## Exercise task
Pictures stay out of your copy, but everything else in the records below must be repeated exactly.

## Material for the task
◆ ◆ ◆ ◆ ◆

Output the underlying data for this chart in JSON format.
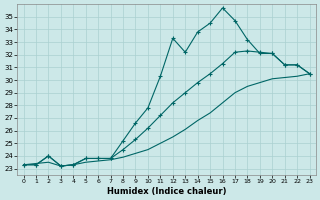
{
  "xlabel": "Humidex (Indice chaleur)",
  "bg_color": "#cce8e8",
  "grid_color": "#aad0d0",
  "line_color": "#006666",
  "xlim": [
    -0.5,
    23.5
  ],
  "ylim": [
    22.5,
    36.0
  ],
  "xticks": [
    0,
    1,
    2,
    3,
    4,
    5,
    6,
    7,
    8,
    9,
    10,
    11,
    12,
    13,
    14,
    15,
    16,
    17,
    18,
    19,
    20,
    21,
    22,
    23
  ],
  "yticks": [
    23,
    24,
    25,
    26,
    27,
    28,
    29,
    30,
    31,
    32,
    33,
    34,
    35
  ],
  "series_jagged": [
    23.3,
    23.3,
    24.0,
    23.2,
    23.3,
    23.8,
    23.8,
    23.8,
    25.2,
    26.6,
    27.8,
    30.3,
    33.3,
    32.2,
    33.8,
    34.5,
    35.7,
    34.7,
    33.2,
    32.1,
    32.1,
    31.2,
    31.2,
    30.5
  ],
  "series_mid": [
    23.3,
    23.3,
    24.0,
    23.2,
    23.3,
    23.8,
    23.8,
    23.8,
    24.5,
    25.3,
    26.2,
    27.2,
    28.2,
    29.0,
    29.8,
    30.5,
    31.3,
    32.2,
    32.3,
    32.2,
    32.1,
    31.2,
    31.2,
    30.5
  ],
  "series_low": [
    23.3,
    23.4,
    23.5,
    23.2,
    23.3,
    23.5,
    23.6,
    23.7,
    23.9,
    24.2,
    24.5,
    25.0,
    25.5,
    26.1,
    26.8,
    27.4,
    28.2,
    29.0,
    29.5,
    29.8,
    30.1,
    30.2,
    30.3,
    30.5
  ]
}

◆ ◆ ◆ ◆ ◆

## Reply to the task
Output the underlying data for this chart in JSON format.
{
  "xlabel": "Humidex (Indice chaleur)",
  "bg_color": "#cce8e8",
  "grid_color": "#aad0d0",
  "line_color": "#006666",
  "xlim": [
    -0.5,
    23.5
  ],
  "ylim": [
    22.5,
    36.0
  ],
  "xticks": [
    0,
    1,
    2,
    3,
    4,
    5,
    6,
    7,
    8,
    9,
    10,
    11,
    12,
    13,
    14,
    15,
    16,
    17,
    18,
    19,
    20,
    21,
    22,
    23
  ],
  "yticks": [
    23,
    24,
    25,
    26,
    27,
    28,
    29,
    30,
    31,
    32,
    33,
    34,
    35
  ],
  "series_jagged": [
    23.3,
    23.3,
    24.0,
    23.2,
    23.3,
    23.8,
    23.8,
    23.8,
    25.2,
    26.6,
    27.8,
    30.3,
    33.3,
    32.2,
    33.8,
    34.5,
    35.7,
    34.7,
    33.2,
    32.1,
    32.1,
    31.2,
    31.2,
    30.5
  ],
  "series_mid": [
    23.3,
    23.3,
    24.0,
    23.2,
    23.3,
    23.8,
    23.8,
    23.8,
    24.5,
    25.3,
    26.2,
    27.2,
    28.2,
    29.0,
    29.8,
    30.5,
    31.3,
    32.2,
    32.3,
    32.2,
    32.1,
    31.2,
    31.2,
    30.5
  ],
  "series_low": [
    23.3,
    23.4,
    23.5,
    23.2,
    23.3,
    23.5,
    23.6,
    23.7,
    23.9,
    24.2,
    24.5,
    25.0,
    25.5,
    26.1,
    26.8,
    27.4,
    28.2,
    29.0,
    29.5,
    29.8,
    30.1,
    30.2,
    30.3,
    30.5
  ]
}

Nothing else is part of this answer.